"""

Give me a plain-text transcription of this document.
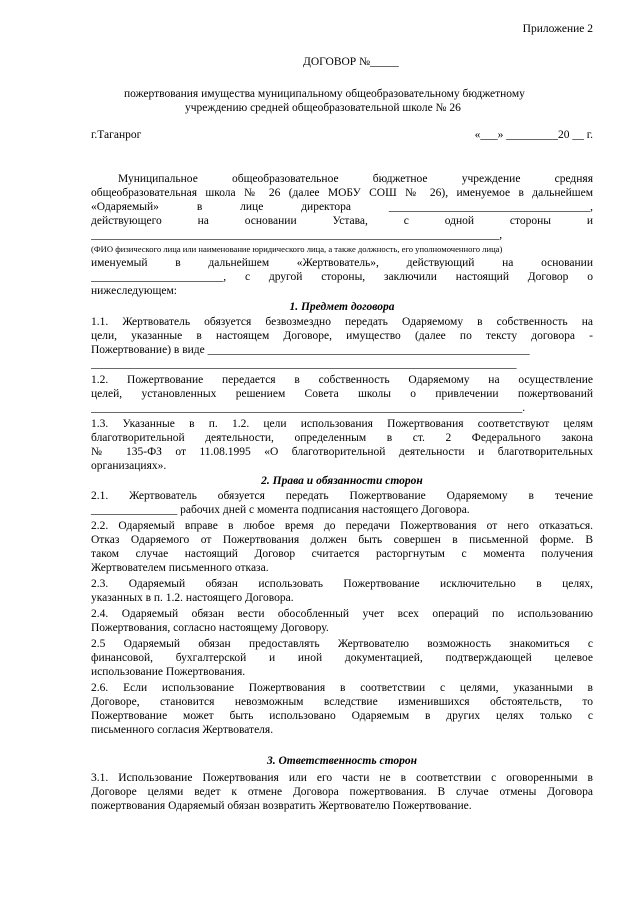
Приложение 2
ДОГОВОР №_____
пожертвования имущества муниципальному общеобразовательному бюджетному
учреждению средней общеобразовательной школе № 26
г.Таганрог	«___» _________20 __ г.
Муниципальное общеобразовательное бюджетное учреждение средняя
общеобразовательная школа № 26 (далее МОБУ СОШ № 26), именуемое в дальнейшем
«Одаряемый» в лице директора ___________________________________,
действующего на основании Устава, с одной стороны и
_______________________________________________________________________,
(ФИО физического лица или наименование юридического лица, а также должность, его уполномоченного лица)
именуемый в дальнейшем «Жертвователь», действующий на основании
_______________________, с другой стороны, заключили настоящий Договор о
нижеследующем:
1. Предмет договора
1.1. Жертвователь обязуется безвозмездно передать Одаряемому в собственность на
цели, указанные в настоящем Договоре, имущество (далее по тексту договора -
Пожертвование) в виде ________________________________________________________
__________________________________________________________________________
1.2. Пожертвование передается в собственность Одаряемому на осуществление
целей, установленных решением Совета школы о привлечении пожертвований
___________________________________________________________________________.
1.3. Указанные в п. 1.2. цели использования Пожертвования соответствуют целям
благотворительной деятельности, определенным в ст. 2 Федерального закона
№ 135-ФЗ от 11.08.1995 «О благотворительной деятельности и благотворительных
организациях».
2. Права и обязанности сторон
2.1. Жертвователь обязуется передать Пожертвование Одаряемому в течение
_______________ рабочих дней с момента подписания настоящего Договора.
2.2. Одаряемый вправе в любое время до передачи Пожертвования от него отказаться.
Отказ Одаряемого от Пожертвования должен быть совершен в письменной форме. В
таком случае настоящий Договор считается расторгнутым с момента получения
Жертвователем письменного отказа.
2.3. Одаряемый обязан использовать Пожертвование исключительно в целях,
указанных в п. 1.2. настоящего Договора.
2.4. Одаряемый обязан вести обособленный учет всех операций по использованию
Пожертвования, согласно настоящему Договору.
2.5 Одаряемый обязан предоставлять Жертвователю возможность знакомиться с
финансовой, бухгалтерской и иной документацией, подтверждающей целевое
использование Пожертвования.
2.6. Если использование Пожертвования в соответствии с целями, указанными в
Договоре, становится невозможным вследствие изменившихся обстоятельств, то
Пожертвование может быть использовано Одаряемым в других целях только с
письменного согласия Жертвователя.
3. Ответственность сторон
3.1. Использование Пожертвования или его части не в соответствии с оговоренными в
Договоре целями ведет к отмене Договора пожертвования. В случае отмены Договора
пожертвования Одаряемый обязан возвратить Жертвователю Пожертвование.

"""

■ OBJECTIVE
Search the data for the word "целями" and copy each line where it appears.

■ COMPLETE OUTPUT
2.6. Если использование Пожертвования в соответствии с целями, указанными в
Договоре целями ведет к отмене Договора пожертвования. В случае отмены Договора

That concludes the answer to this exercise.